Document section |
____
Open APIs are publicly-available interfaces that link new-age payments players to incumbents’ proprietary software or web services to gives them the ability to focus on customer-facing, front-end activities within the value chain.
Regulatory initiatives such as the Revised Payment Service Directive (PSD2) in Europe and Competition and Markets Authority (CMA) in the UK are forcing banks to open their systems and data to third-party providers (TPPs).
The result? Agile new entrants are challenging the core competencies of established banks.
So, it is no surprise that incumbents are working to reposition themselves to remain relevant. However, legacy infrastructure, regulatory scrutiny, and a rather low technological appetite are impediments to change. All this while new market entrants, such as FinTechs and BigTechs, are competitively leveraging their API to offer substantial value.
Up until now, API implementation has been a back-end success story for banks in terms of internal efficiency and scalability. Finally, incumbents are ready to consider collaboration with TPPs and developers and explore APIs for front-end transformation and a customer experience makeover.
____
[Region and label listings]

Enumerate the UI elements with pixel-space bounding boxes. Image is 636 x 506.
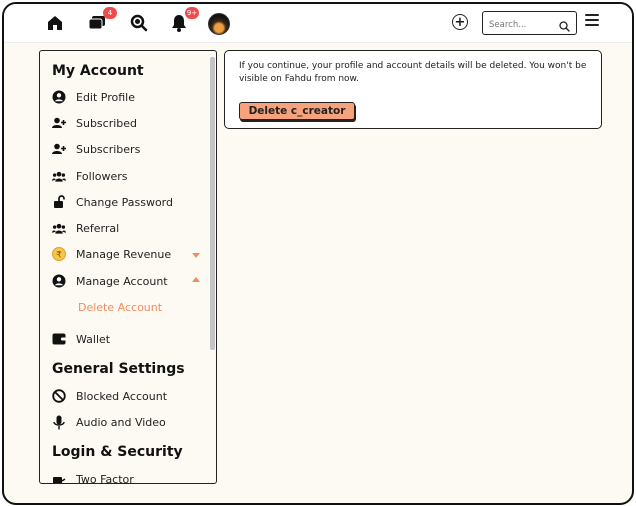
sidebar-item-label: Followers [76, 169, 128, 183]
sidebar-item-referral[interactable]: Referral [52, 219, 119, 237]
sidebar-item-label: Manage Account [76, 274, 168, 288]
sidebar-item-label: Referral [76, 221, 120, 235]
sidebar-item-label: Wallet [76, 332, 111, 346]
delete-account-button[interactable]: Delete c_creator [239, 102, 355, 120]
microphone-icon [52, 415, 66, 429]
search-box[interactable] [482, 11, 577, 35]
hamburger-menu-icon[interactable] [585, 14, 599, 26]
users-group-icon [52, 169, 66, 183]
sidebar-item-label: Subscribers [76, 142, 141, 156]
top-navbar: 4 9+ + [4, 4, 632, 43]
sidebar-item-manage-account[interactable]: Manage Account [52, 272, 168, 290]
sidebar-item-followers[interactable]: Followers [52, 167, 128, 185]
notifications-bell-icon[interactable]: 9+ [168, 7, 199, 34]
sidebar-item-subscribed[interactable]: Subscribed [52, 114, 137, 132]
search-icon[interactable] [559, 17, 570, 36]
delete-account-panel: If you continue, your profile and accoun… [224, 50, 602, 129]
user-circle-icon [52, 274, 66, 288]
section-title-login-security: Login & Security [52, 444, 183, 460]
blocked-icon [52, 389, 66, 403]
user-plus-icon [52, 142, 66, 156]
section-title-my-account: My Account [52, 63, 144, 79]
sidebar-item-two-factor[interactable]: Two Factor [52, 470, 134, 484]
sidebar-item-label: Two Factor [76, 472, 134, 484]
chevron-down-icon[interactable] [192, 253, 200, 258]
app-window: 4 9+ + My Account Edit Profile Subscribe… [2, 2, 634, 505]
sidebar-item-label: Manage Revenue [76, 247, 172, 261]
sidebar-item-label: Blocked Account [76, 389, 168, 403]
sidebar-item-manage-revenue[interactable]: ₹ Manage Revenue [52, 245, 171, 263]
sidebar-item-wallet[interactable]: Wallet [52, 330, 110, 348]
wallet-icon [52, 332, 66, 346]
two-factor-icon [52, 472, 66, 483]
unlock-icon [52, 195, 66, 209]
sidebar-item-label: Change Password [76, 195, 173, 209]
user-circle-icon [52, 90, 66, 104]
delete-warning-text: If you continue, your profile and accoun… [239, 61, 587, 84]
settings-sidebar: My Account Edit Profile Subscribed Subsc… [39, 50, 217, 484]
section-title-general-settings: General Settings [52, 361, 185, 377]
explore-search-icon[interactable] [128, 12, 150, 34]
sidebar-item-blocked-account[interactable]: Blocked Account [52, 387, 167, 405]
chevron-up-icon[interactable] [192, 277, 200, 282]
sidebar-subitem-delete-account[interactable]: Delete Account [78, 301, 162, 314]
messages-badge: 4 [103, 7, 117, 19]
sidebar-item-audio-video[interactable]: Audio and Video [52, 413, 166, 431]
create-post-plus-icon[interactable]: + [452, 14, 468, 30]
rupee-coin-icon: ₹ [52, 247, 66, 261]
sidebar-item-label: Subscribed [76, 116, 138, 130]
search-input[interactable] [483, 15, 555, 35]
sidebar-item-change-password[interactable]: Change Password [52, 193, 173, 211]
users-group-icon [52, 221, 66, 235]
home-icon[interactable] [44, 12, 66, 34]
sidebar-item-subscribers[interactable]: Subscribers [52, 140, 140, 158]
user-plus-icon [52, 116, 66, 130]
notifications-badge: 9+ [185, 7, 199, 19]
sidebar-item-label: Edit Profile [76, 90, 136, 104]
messages-icon[interactable]: 4 [86, 7, 117, 34]
sidebar-item-edit-profile[interactable]: Edit Profile [52, 88, 135, 106]
sidebar-item-label: Audio and Video [76, 415, 166, 429]
avatar[interactable] [208, 13, 230, 35]
sidebar-scrollbar[interactable] [210, 57, 215, 350]
svg-text:₹: ₹ [56, 251, 62, 261]
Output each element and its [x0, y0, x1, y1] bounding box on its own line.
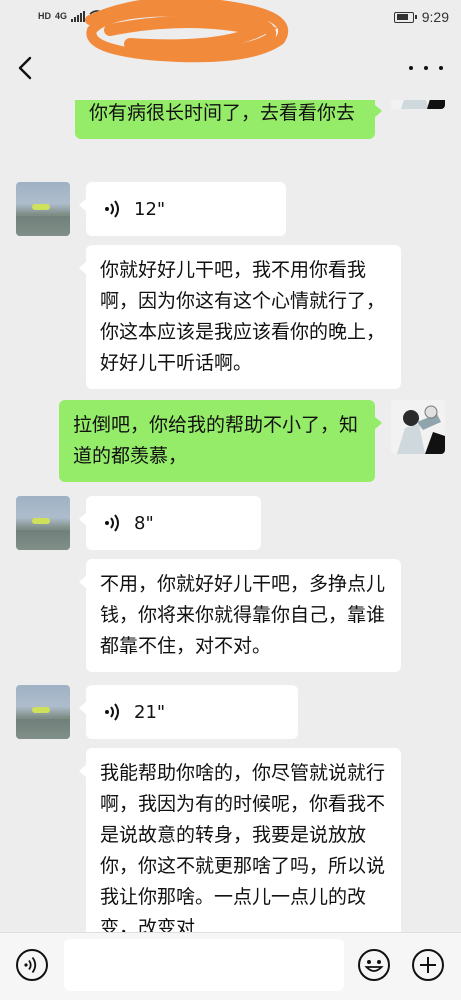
- status-right: 9:29: [393, 9, 449, 25]
- hd-indicator: HD: [38, 11, 51, 21]
- chat-header: [0, 0, 461, 100]
- voice-message[interactable]: 8": [79, 496, 261, 550]
- message-bubble-self[interactable]: 你有病很长时间了，去看看你去: [75, 100, 382, 139]
- self-avatar[interactable]: [391, 100, 445, 109]
- redaction-scribble: [85, 0, 289, 63]
- message-bubble-contact[interactable]: 你就好好儿干吧，我不用你看我啊，因为你这有这个心情就行了，你这本应该是我应该看你…: [79, 245, 401, 389]
- voice-wave-icon: [105, 703, 119, 721]
- voice-wave-icon: [105, 200, 119, 218]
- contact-avatar[interactable]: [16, 182, 70, 236]
- input-bar: [0, 932, 461, 1000]
- voice-duration: 8": [134, 512, 154, 534]
- voice-duration: 21": [134, 701, 166, 723]
- plus-icon[interactable]: [410, 947, 446, 983]
- message-input[interactable]: [64, 939, 344, 991]
- message-list[interactable]: 你有病很长时间了，去看看你去 12" 你就好好儿干吧，我不用你看我啊，因为你这有…: [0, 100, 461, 932]
- more-dots-icon[interactable]: [409, 56, 443, 80]
- message-bubble-self[interactable]: 拉倒吧，你给我的帮助不小了，知道的都羡慕，: [59, 400, 382, 482]
- voice-input-icon[interactable]: [14, 947, 50, 983]
- message-bubble-contact[interactable]: 我能帮助你啥的，你尽管就说就行啊，我因为有的时候呢，你看我不是说故意的转身，我要…: [79, 748, 401, 932]
- voice-message[interactable]: 21": [79, 685, 298, 739]
- emoji-icon[interactable]: [356, 947, 392, 983]
- contact-avatar[interactable]: [16, 496, 70, 550]
- battery-icon: [393, 11, 417, 23]
- network-type: 4G: [55, 11, 68, 21]
- clock: 9:29: [421, 9, 449, 25]
- chevron-left-icon[interactable]: [12, 54, 40, 82]
- contact-avatar[interactable]: [16, 685, 70, 739]
- voice-wave-icon: [105, 514, 119, 532]
- voice-message[interactable]: 12": [79, 182, 286, 236]
- voice-duration: 12": [134, 198, 166, 220]
- self-avatar[interactable]: [391, 400, 445, 454]
- message-bubble-contact[interactable]: 不用，你就好好儿干吧，多挣点儿钱，你将来你就得靠你自己，靠谁都靠不住，对不对。: [79, 559, 401, 672]
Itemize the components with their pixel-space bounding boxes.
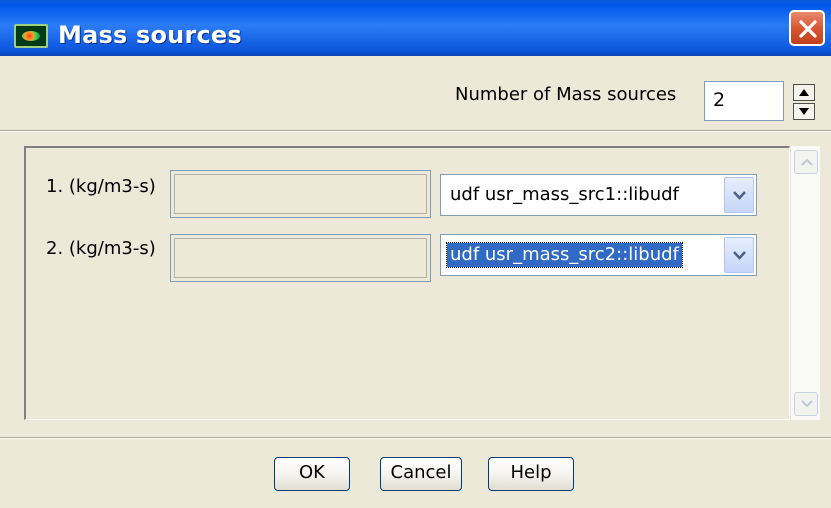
____
Tasks |
A. List every impediment to change for incumbents that the passage on open APIs names.
B. Answer these questions from the passage on open APIs:
(i) Which European regulatory initiative is named as forcing banks to open their systems and data to third-party providers?
(ii) Which two kinds of new market entrants are named?
(iii) In what terms has API implementation been a back-end success story for banks?
The rows are separate material and have no connection to the passage on open APIs.

Replies |
A.
- Legacy infrastructure
- Regulatory scrutiny
- A rather low technological appetite

B.
(i) The Revised Payment Service Directive (PSD2).
(ii) FinTechs and BigTechs.
(iii) Internal efficiency and scalability.